WHAT YOU WILL DO
Identify, in the records below, every line where the string "mujeres" appears, and copy each such line.

INPUT MATERIAL

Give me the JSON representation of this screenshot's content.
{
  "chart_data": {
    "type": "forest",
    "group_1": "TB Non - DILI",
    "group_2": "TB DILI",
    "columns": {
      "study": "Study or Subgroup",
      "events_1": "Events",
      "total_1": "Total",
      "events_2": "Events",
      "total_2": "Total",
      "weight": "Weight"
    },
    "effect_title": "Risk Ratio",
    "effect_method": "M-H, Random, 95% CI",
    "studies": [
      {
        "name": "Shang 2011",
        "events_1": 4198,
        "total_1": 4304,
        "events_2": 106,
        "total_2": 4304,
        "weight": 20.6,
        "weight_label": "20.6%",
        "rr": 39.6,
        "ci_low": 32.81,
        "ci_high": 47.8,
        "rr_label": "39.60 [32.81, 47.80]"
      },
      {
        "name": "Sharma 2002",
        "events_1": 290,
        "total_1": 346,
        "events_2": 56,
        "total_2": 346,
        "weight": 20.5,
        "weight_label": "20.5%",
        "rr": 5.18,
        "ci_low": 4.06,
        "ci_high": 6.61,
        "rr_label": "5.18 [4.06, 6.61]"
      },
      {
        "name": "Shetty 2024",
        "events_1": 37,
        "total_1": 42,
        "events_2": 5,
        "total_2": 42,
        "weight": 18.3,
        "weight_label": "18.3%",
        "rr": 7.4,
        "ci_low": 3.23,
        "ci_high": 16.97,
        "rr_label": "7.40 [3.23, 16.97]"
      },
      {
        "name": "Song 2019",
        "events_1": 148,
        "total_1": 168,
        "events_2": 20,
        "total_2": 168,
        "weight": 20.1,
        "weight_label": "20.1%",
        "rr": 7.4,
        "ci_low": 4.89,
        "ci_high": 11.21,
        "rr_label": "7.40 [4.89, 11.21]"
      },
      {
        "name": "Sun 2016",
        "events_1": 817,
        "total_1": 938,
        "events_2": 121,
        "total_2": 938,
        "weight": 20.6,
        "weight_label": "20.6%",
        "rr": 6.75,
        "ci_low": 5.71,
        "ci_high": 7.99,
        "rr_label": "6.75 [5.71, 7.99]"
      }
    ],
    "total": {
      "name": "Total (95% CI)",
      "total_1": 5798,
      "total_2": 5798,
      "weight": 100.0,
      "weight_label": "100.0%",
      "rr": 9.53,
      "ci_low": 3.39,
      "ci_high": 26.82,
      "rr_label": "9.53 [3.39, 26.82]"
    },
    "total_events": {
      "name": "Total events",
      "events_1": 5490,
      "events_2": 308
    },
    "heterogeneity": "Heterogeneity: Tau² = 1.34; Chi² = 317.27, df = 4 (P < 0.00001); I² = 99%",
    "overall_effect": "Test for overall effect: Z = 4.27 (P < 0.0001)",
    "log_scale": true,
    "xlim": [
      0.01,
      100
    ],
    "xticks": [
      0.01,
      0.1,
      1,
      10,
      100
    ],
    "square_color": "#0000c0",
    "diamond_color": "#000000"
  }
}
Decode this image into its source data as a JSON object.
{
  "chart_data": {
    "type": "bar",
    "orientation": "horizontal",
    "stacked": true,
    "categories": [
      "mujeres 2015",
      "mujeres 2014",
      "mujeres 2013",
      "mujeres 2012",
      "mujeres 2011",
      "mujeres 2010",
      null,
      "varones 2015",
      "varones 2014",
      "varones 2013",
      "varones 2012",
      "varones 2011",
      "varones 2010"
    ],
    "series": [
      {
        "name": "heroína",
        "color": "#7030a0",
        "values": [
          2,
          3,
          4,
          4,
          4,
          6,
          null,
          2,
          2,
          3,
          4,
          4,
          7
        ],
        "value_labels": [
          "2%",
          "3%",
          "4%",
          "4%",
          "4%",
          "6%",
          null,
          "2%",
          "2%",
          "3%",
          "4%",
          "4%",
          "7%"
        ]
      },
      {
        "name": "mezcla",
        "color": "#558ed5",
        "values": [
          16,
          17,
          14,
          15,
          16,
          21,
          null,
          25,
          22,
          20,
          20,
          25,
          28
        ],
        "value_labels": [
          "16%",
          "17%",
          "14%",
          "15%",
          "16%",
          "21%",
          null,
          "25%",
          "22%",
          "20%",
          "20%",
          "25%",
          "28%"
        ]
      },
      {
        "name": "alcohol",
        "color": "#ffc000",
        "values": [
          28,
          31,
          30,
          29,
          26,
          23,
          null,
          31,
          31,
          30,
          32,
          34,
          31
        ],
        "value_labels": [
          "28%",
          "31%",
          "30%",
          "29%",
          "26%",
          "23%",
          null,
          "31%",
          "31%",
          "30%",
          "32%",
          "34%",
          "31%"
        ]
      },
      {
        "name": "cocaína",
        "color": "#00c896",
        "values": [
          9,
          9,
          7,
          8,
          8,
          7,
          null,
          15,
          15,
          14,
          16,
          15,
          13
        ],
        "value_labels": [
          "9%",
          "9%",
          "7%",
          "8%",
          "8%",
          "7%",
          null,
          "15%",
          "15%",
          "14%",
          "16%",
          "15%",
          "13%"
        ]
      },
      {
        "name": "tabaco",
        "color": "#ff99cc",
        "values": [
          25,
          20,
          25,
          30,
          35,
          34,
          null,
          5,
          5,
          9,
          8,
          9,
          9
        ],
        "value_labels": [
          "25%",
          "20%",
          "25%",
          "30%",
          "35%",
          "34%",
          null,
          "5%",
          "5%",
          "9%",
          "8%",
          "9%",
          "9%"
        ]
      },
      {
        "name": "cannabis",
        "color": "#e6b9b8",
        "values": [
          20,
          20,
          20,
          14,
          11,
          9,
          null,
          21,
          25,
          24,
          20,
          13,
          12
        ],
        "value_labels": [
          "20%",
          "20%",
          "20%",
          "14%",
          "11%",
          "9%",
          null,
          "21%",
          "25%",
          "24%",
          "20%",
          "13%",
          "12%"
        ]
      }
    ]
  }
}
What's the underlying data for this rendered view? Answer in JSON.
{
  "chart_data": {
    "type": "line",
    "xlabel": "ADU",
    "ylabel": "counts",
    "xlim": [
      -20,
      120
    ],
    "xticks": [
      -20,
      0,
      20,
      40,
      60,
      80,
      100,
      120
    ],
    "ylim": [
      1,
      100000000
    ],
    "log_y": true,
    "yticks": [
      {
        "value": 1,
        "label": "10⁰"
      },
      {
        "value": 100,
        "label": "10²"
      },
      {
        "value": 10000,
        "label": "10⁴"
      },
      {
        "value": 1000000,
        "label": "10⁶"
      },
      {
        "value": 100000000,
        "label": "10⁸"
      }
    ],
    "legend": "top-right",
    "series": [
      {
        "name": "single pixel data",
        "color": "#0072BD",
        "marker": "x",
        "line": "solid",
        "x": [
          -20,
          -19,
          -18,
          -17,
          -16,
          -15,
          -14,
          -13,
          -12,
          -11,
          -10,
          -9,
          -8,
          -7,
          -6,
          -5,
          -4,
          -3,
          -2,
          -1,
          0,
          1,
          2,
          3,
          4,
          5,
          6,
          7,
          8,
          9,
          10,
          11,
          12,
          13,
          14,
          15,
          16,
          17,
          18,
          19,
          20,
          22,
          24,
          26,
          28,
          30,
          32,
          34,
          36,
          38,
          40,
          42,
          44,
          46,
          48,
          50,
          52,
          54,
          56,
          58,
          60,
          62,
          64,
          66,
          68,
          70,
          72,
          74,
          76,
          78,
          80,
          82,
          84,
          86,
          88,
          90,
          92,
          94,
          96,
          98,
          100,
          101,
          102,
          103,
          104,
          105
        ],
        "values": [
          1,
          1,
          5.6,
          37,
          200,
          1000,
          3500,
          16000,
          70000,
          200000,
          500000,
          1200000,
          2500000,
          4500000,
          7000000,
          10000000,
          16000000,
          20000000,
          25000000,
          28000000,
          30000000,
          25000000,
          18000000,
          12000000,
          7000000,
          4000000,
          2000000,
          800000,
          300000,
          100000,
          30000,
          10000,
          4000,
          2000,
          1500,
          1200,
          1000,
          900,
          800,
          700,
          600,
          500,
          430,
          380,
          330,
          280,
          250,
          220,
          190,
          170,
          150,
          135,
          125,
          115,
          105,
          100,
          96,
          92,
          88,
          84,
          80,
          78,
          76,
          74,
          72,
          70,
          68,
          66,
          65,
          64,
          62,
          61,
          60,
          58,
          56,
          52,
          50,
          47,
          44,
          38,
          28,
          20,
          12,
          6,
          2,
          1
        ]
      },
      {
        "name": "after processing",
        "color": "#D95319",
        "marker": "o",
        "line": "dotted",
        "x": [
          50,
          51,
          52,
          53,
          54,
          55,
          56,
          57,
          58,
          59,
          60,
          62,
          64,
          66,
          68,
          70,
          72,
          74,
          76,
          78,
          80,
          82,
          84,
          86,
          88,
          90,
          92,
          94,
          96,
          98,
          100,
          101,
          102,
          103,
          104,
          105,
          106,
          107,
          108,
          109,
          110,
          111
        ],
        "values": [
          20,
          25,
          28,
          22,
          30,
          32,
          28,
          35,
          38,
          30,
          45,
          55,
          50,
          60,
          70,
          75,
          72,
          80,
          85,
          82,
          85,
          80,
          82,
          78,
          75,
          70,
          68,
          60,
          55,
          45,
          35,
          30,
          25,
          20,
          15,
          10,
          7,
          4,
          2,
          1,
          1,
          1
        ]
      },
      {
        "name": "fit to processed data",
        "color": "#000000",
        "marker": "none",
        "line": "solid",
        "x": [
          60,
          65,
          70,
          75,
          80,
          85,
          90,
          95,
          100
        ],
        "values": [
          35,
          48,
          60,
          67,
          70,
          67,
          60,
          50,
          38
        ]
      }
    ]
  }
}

RESULT OF THE TASK
      "mujeres 2015",
      "mujeres 2014",
      "mujeres 2013",
      "mujeres 2012",
      "mujeres 2011",
      "mujeres 2010",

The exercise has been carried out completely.